■ What is needed: From the entries that follow, list every line in which the string "noches" appears.
[START Material provided]
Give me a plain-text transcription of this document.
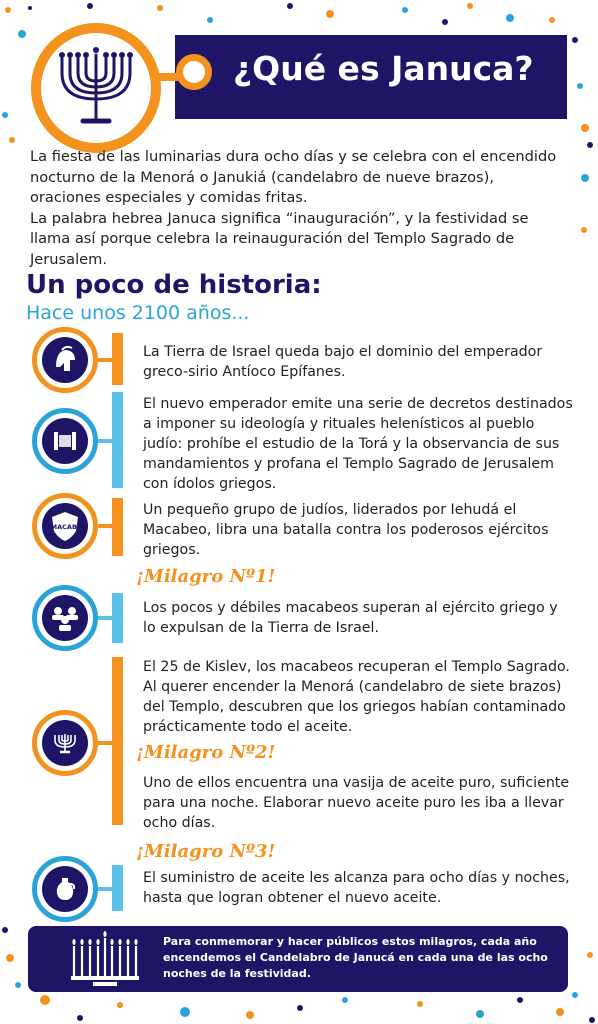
¿Qué es Januca?

La fiesta de las luminarias dura ocho días y se celebra con el encendido nocturno de la Menorá o Janukiá (candelabro de nueve brazos), oraciones especiales y comidas fritas.

La palabra hebrea Januca significa “inauguración”, y la festividad se llama así porque celebra la reinauguración del Templo Sagrado de Jerusalem.

Un poco de historia:
Hace unos 2100 años...
La Tierra de Israel queda bajo el dominio del emperador greco-sirio Antíoco Epífanes.
El nuevo emperador emite una serie de decretos destinados a imponer su ideología y rituales helenísticos al pueblo judío: prohíbe el estudio de la Torá y la observancia de sus mandamientos y profana el Templo Sagrado de Jerusalem con ídolos griegos.
MACABI
Un pequeño grupo de judíos, liderados por Iehudá el Macabeo, libra una batalla contra los poderosos ejércitos griegos.
¡Milagro Nº1!
Los pocos y débiles macabeos superan al ejército griego y lo expulsan de la Tierra de Israel.
El 25 de Kislev, los macabeos recuperan el Templo Sagrado. Al querer encender la Menorá (candelabro de siete brazos) del Templo, descubren que los griegos habían contaminado prácticamente todo el aceite.
¡Milagro Nº2!
Uno de ellos encuentra una vasija de aceite puro, suficiente para una noche. Elaborar nuevo aceite puro les iba a llevar ocho días.
¡Milagro Nº3!
El suministro de aceite les alcanza para ocho días y noches, hasta que logran obtener el nuevo aceite.
Para conmemorar y hacer públicos estos milagros, cada año encendemos el Candelabro de Janucá en cada una de las ocho noches de la festividad.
[END Material provided]
■ Answer for the task:
El suministro de aceite les alcanza para ocho días y noches, hasta que logran obtener el nuevo aceite.
Para conmemorar y hacer públicos estos milagros, cada año encendemos el Candelabro de Janucá en cada una de las ocho noches de la festividad.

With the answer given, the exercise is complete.